◆ **DATASET ROWS**
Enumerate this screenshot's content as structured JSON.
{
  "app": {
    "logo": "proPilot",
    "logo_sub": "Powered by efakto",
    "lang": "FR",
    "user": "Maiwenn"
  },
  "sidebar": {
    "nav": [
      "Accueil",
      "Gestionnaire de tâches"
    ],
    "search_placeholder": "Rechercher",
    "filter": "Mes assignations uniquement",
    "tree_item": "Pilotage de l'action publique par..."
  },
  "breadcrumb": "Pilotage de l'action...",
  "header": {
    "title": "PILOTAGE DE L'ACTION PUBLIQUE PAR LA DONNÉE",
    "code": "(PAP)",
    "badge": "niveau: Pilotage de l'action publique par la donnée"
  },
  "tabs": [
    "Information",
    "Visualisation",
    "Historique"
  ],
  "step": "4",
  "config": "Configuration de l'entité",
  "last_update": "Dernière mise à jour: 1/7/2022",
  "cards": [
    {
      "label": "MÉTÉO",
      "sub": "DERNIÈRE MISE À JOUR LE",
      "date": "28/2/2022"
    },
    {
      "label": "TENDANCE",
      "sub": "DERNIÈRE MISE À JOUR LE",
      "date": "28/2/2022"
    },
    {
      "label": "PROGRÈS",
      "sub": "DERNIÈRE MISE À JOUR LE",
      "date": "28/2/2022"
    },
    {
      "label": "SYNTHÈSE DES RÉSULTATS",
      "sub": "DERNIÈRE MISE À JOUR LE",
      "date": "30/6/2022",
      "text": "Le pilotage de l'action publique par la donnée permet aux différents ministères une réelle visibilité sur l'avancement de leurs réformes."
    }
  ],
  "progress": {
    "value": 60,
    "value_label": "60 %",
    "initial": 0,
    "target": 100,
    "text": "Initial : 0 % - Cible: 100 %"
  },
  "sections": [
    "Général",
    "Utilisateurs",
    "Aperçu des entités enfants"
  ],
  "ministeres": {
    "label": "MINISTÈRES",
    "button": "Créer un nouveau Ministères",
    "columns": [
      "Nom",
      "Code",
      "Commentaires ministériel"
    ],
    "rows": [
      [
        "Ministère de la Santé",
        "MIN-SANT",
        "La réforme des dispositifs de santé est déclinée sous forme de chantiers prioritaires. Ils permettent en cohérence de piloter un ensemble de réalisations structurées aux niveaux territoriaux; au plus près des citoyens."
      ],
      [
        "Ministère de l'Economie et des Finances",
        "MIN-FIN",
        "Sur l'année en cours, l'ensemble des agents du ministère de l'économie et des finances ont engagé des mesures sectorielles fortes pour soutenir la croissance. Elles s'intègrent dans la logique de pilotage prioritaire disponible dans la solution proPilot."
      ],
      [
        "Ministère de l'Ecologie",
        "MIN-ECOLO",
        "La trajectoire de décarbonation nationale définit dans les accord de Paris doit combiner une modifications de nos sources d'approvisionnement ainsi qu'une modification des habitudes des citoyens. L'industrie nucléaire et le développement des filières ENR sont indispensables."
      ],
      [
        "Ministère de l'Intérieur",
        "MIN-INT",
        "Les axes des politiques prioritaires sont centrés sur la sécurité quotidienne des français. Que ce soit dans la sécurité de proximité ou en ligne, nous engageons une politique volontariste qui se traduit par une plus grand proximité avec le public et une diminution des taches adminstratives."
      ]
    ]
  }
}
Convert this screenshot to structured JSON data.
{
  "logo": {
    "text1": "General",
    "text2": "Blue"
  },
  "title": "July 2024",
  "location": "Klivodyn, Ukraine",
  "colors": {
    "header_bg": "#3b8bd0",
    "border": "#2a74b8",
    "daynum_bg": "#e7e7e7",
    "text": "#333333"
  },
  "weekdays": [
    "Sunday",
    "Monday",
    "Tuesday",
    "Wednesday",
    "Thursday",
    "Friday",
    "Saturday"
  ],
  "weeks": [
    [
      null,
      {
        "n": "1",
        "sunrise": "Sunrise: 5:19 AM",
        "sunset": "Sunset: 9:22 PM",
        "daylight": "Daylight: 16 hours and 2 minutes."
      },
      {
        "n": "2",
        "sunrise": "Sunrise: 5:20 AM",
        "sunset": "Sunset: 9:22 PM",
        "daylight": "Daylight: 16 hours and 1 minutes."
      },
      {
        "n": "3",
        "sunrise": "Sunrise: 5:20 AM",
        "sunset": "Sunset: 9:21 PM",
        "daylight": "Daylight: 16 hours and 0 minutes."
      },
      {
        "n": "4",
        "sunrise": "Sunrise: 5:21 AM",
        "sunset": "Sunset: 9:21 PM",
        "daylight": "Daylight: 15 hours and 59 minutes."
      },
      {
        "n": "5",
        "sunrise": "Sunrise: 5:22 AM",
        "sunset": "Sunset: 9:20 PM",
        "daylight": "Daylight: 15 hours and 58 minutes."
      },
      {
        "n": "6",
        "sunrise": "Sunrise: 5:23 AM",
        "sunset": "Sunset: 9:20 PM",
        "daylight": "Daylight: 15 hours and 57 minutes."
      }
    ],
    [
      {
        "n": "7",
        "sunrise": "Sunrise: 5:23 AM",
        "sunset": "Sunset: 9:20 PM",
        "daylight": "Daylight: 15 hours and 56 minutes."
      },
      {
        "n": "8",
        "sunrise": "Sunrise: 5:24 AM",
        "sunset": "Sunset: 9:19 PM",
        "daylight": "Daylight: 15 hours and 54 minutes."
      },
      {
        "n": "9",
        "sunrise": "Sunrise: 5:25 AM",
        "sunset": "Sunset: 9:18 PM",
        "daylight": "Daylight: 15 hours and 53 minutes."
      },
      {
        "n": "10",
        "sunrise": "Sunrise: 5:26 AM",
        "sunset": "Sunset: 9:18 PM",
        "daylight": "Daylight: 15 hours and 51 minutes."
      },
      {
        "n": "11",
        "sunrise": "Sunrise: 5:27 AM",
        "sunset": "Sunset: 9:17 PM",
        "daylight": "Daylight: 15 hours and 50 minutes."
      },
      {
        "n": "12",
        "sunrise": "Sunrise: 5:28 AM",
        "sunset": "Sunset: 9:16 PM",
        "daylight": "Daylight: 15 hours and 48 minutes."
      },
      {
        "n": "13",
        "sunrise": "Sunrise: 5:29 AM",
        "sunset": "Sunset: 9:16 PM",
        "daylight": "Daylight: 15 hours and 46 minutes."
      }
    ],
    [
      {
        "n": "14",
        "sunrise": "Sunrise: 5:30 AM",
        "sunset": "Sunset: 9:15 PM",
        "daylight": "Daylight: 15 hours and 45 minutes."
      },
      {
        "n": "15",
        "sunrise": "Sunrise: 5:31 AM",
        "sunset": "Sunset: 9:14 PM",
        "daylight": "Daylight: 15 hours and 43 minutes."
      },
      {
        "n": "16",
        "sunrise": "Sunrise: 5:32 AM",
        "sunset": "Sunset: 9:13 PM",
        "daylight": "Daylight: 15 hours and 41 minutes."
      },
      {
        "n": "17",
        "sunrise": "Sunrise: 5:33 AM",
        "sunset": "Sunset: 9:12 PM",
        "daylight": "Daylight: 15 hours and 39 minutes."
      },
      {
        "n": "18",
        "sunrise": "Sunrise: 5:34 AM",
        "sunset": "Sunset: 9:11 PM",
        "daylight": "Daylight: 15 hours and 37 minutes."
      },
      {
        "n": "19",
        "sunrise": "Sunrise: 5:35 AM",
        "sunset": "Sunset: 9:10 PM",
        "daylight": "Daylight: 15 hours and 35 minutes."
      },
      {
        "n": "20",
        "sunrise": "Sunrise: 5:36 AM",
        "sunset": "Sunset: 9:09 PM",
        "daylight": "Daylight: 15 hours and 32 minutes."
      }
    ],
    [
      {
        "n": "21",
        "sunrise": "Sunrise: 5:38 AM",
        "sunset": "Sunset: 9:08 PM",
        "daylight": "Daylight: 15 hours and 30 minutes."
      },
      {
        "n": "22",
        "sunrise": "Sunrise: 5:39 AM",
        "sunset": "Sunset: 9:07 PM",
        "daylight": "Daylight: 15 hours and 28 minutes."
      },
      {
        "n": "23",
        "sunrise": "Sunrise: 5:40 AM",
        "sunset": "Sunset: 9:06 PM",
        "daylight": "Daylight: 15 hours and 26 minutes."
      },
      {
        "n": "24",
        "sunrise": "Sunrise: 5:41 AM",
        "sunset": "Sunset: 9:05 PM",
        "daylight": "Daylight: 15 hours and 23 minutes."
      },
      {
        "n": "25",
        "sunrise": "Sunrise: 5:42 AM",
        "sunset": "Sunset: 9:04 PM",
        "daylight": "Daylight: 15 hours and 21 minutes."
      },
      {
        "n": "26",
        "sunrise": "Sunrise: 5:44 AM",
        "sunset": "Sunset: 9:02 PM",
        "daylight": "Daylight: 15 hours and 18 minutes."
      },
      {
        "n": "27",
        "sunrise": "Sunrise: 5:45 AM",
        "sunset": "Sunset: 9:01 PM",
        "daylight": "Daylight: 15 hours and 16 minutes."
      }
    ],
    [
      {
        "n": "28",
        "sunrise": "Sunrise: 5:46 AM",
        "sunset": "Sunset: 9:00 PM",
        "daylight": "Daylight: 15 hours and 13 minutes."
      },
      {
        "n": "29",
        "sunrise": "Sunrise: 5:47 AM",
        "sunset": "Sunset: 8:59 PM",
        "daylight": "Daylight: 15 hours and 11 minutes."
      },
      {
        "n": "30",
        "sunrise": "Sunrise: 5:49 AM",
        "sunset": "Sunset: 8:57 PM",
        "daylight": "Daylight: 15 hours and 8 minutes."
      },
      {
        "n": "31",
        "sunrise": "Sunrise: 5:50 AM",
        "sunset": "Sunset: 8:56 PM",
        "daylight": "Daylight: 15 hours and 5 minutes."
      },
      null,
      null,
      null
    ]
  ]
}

◆ **YOUR TASK**
Write out every line of the entries that holds the word "citoyens".

◆ **SOLVED PROBLEM**
        "La réforme des dispositifs de santé est déclinée sous forme de chantiers prioritaires. Ils permettent en cohérence de piloter un ensemble de réalisations structurées aux niveaux territoriaux; au plus près des citoyens."
        "La trajectoire de décarbonation nationale définit dans les accord de Paris doit combiner une modifications de nos sources d'approvisionnement ainsi qu'une modification des habitudes des citoyens. L'industrie nucléaire et le développement des filières ENR sont indispensables."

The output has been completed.